- _PROVIDED RECORDS_:
▶
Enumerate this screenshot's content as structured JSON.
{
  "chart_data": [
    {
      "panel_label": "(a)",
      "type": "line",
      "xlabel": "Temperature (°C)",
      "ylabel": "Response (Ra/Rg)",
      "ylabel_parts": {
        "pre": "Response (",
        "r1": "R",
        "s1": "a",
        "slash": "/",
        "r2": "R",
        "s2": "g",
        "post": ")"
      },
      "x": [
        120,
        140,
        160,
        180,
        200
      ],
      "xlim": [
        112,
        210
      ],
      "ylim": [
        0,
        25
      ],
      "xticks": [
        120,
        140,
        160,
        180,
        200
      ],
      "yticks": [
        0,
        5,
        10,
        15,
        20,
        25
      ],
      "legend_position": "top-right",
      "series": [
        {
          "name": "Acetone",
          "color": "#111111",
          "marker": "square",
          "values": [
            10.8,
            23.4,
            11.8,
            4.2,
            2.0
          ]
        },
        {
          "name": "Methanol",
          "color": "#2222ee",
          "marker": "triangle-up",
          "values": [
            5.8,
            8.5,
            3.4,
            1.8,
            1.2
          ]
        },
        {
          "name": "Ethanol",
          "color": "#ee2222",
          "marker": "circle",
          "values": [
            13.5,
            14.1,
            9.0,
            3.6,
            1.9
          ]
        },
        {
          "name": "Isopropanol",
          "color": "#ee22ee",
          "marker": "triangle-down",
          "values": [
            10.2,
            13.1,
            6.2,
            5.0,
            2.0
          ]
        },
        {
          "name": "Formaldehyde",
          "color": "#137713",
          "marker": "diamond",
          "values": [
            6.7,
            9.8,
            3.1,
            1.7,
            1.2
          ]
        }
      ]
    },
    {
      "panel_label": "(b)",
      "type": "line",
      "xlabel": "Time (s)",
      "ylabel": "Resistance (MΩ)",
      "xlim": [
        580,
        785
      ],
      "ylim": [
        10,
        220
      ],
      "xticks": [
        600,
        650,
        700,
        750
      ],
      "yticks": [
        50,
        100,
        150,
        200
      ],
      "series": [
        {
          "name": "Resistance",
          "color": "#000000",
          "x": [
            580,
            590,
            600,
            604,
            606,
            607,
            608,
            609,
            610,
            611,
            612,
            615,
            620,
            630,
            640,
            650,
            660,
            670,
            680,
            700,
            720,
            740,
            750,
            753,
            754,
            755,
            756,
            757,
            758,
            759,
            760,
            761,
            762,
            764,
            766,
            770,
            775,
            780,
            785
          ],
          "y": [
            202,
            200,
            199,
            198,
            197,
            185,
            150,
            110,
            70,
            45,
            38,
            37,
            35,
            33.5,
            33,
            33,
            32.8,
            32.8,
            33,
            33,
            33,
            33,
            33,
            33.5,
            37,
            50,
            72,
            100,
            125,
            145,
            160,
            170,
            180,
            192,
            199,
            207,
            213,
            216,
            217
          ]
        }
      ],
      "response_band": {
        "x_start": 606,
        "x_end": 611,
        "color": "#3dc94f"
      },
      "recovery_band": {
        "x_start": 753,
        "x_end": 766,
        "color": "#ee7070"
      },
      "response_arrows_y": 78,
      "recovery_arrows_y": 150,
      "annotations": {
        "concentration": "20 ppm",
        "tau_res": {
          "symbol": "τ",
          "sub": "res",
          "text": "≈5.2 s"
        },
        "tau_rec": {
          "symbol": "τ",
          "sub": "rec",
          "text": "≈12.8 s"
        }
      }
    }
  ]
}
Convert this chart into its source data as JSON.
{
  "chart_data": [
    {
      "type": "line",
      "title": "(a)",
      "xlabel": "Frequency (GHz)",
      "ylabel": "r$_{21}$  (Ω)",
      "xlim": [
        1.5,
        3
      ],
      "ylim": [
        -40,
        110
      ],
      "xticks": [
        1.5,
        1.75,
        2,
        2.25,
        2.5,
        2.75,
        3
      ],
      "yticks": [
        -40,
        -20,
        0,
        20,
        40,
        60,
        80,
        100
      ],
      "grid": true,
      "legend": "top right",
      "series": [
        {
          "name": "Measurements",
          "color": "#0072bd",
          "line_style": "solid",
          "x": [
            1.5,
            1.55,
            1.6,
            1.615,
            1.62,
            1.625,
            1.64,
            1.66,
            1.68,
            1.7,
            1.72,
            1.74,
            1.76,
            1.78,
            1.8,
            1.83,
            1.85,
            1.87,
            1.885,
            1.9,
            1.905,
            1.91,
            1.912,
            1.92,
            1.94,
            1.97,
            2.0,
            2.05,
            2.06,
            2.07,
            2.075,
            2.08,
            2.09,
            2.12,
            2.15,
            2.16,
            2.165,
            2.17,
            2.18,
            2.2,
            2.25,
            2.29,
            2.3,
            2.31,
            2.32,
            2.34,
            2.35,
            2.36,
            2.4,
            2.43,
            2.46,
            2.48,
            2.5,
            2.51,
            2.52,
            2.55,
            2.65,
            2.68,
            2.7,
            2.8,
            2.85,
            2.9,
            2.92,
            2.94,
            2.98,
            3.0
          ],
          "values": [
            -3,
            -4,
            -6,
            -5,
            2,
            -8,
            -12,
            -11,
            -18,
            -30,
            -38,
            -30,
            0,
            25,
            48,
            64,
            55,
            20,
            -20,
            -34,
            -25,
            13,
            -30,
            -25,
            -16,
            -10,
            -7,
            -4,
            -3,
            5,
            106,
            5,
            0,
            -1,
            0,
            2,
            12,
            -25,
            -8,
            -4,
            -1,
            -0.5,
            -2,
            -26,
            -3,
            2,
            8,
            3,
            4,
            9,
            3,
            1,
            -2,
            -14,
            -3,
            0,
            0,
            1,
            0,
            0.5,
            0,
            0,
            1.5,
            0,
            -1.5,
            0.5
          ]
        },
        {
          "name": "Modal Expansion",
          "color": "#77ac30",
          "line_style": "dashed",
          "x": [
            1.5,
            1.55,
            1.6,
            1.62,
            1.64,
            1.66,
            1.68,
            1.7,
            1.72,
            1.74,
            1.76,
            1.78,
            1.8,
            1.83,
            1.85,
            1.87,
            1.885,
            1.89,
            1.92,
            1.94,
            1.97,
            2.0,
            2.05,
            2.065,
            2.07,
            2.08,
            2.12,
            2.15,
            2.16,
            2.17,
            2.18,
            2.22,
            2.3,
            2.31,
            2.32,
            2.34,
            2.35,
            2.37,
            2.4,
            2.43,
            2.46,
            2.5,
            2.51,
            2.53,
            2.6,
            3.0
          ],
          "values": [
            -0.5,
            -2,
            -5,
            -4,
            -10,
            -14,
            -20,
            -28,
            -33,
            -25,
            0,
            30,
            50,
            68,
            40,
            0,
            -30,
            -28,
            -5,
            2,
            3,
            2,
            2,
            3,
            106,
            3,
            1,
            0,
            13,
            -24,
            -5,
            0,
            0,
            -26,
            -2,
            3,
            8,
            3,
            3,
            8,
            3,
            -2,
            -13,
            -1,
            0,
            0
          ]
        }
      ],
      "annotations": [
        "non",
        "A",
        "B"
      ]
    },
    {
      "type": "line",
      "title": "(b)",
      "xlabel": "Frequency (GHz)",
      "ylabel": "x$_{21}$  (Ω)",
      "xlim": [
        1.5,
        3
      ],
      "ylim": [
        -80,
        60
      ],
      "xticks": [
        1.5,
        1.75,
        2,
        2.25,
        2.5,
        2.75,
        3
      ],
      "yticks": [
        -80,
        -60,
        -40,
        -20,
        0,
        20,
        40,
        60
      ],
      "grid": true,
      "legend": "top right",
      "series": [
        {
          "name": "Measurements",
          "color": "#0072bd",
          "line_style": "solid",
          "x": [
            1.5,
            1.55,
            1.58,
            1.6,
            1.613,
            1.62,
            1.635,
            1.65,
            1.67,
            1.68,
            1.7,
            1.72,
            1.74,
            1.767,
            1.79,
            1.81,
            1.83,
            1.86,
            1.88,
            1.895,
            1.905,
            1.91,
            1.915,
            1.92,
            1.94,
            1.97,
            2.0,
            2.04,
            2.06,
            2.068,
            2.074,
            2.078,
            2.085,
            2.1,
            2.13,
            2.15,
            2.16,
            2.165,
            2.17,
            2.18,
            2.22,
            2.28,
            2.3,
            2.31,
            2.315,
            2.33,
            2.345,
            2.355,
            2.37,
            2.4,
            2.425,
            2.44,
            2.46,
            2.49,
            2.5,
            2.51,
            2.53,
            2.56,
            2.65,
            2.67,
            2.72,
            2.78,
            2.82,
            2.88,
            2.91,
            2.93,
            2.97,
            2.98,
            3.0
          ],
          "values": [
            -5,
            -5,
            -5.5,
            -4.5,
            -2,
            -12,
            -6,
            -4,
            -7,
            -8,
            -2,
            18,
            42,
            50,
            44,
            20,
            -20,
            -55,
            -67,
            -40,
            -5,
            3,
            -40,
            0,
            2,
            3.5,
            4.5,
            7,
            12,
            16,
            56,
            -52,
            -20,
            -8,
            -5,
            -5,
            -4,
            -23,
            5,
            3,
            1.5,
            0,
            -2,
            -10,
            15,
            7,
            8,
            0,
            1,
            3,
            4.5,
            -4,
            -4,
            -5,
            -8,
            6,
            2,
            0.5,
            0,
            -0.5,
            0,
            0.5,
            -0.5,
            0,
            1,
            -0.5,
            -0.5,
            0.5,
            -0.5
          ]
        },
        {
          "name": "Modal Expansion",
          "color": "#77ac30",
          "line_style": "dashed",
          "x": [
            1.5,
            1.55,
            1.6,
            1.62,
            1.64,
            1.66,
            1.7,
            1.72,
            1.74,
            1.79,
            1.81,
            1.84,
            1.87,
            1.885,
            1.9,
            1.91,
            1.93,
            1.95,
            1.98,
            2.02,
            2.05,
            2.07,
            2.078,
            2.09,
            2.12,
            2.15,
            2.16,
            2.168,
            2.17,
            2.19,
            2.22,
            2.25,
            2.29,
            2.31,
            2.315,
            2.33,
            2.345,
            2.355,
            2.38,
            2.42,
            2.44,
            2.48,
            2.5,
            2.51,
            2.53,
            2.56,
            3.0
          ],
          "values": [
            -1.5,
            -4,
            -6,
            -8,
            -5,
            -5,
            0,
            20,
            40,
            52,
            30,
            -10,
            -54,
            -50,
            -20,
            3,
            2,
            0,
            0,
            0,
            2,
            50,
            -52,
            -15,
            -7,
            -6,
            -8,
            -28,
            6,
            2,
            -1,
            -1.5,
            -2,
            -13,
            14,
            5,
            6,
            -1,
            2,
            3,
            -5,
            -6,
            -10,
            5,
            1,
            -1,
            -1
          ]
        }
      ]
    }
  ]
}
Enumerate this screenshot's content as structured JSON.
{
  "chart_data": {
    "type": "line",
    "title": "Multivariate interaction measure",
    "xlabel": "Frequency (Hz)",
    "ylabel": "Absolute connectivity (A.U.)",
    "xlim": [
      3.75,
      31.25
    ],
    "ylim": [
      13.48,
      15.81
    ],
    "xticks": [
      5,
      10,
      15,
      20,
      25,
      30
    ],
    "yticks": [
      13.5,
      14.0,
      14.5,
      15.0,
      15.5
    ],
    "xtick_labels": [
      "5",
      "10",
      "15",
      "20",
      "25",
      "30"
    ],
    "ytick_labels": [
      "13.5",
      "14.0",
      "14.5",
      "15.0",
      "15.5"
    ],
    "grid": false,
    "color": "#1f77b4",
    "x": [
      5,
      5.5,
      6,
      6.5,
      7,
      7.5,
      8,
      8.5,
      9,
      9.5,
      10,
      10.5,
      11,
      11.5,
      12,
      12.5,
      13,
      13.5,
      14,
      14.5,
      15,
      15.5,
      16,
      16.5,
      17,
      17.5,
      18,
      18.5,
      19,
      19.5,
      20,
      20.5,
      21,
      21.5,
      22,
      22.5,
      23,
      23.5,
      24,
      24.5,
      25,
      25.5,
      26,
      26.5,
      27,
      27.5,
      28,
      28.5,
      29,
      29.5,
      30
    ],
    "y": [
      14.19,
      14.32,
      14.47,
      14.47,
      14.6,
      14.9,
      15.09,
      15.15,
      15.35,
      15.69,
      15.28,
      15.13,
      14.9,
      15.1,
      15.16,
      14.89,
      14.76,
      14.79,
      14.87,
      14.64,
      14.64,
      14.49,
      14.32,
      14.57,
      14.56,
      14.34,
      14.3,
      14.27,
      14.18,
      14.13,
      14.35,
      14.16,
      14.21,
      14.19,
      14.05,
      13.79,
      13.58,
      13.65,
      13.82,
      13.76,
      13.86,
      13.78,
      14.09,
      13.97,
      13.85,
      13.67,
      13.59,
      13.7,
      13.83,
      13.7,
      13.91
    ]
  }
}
◀
- _BRIEF_: Copy out all lines that carry the word "title".

- _TASK ANSWER_:
      "title": "(a)",
      "title": "(b)",
    "title": "Multivariate interaction measure",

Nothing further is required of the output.